*Task goal*
Gather up every line from the entries below that uses the word "Działania".

Saved data entries:
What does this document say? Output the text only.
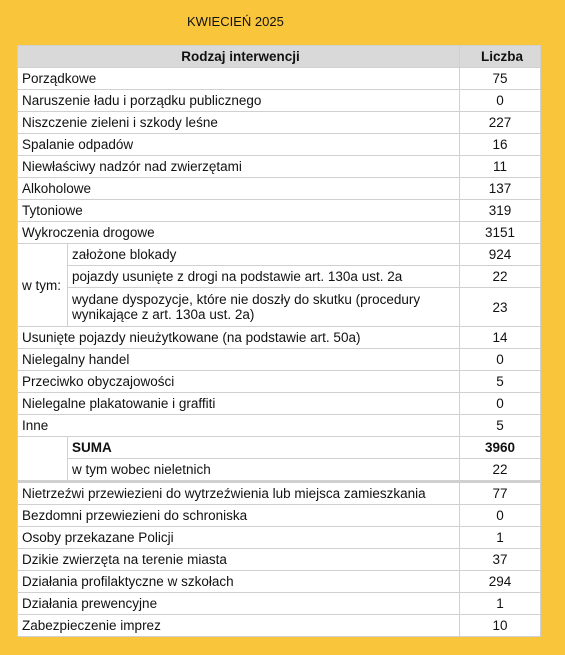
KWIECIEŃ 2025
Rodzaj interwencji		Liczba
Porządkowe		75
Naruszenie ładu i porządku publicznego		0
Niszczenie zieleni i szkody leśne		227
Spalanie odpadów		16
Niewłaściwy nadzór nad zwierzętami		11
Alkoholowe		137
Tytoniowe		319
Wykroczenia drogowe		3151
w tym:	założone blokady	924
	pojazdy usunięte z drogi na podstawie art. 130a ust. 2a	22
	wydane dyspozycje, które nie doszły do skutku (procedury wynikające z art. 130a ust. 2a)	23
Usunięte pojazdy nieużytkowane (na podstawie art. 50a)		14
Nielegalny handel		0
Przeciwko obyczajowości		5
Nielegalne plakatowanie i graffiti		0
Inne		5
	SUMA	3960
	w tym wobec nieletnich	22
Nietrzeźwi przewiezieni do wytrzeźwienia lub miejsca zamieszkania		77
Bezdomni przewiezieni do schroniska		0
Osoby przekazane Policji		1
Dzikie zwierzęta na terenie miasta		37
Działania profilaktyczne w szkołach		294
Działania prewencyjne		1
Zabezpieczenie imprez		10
==
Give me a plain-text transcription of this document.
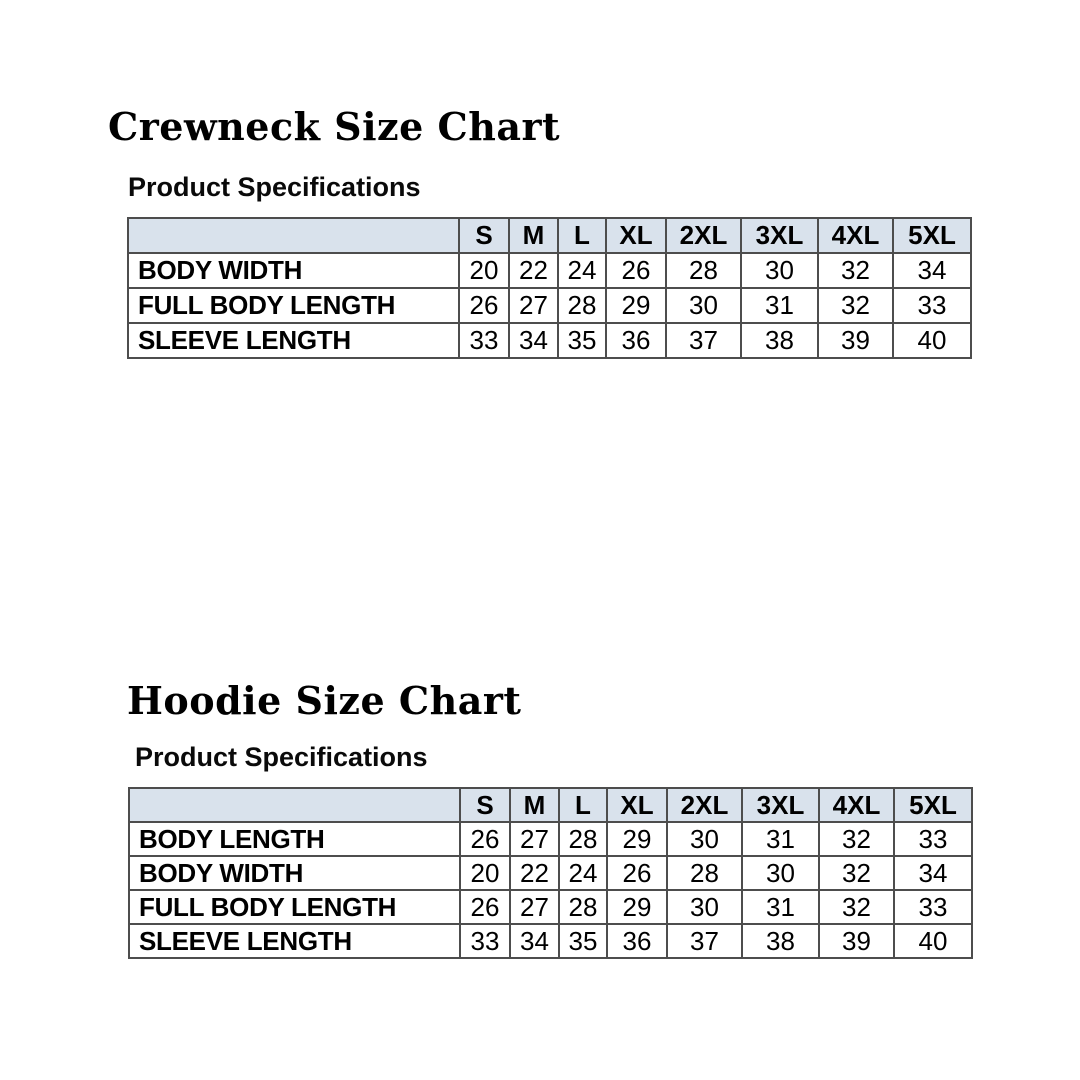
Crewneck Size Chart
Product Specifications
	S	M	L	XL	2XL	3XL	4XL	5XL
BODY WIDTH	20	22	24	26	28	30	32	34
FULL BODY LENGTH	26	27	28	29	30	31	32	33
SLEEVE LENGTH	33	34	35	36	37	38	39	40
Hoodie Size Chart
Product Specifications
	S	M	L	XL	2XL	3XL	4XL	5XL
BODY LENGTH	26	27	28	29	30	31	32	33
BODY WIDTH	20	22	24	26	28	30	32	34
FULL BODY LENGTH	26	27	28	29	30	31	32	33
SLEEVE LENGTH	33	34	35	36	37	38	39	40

*Result below*
Działania profilaktyczne w szkołach		294
Działania prewencyjne		1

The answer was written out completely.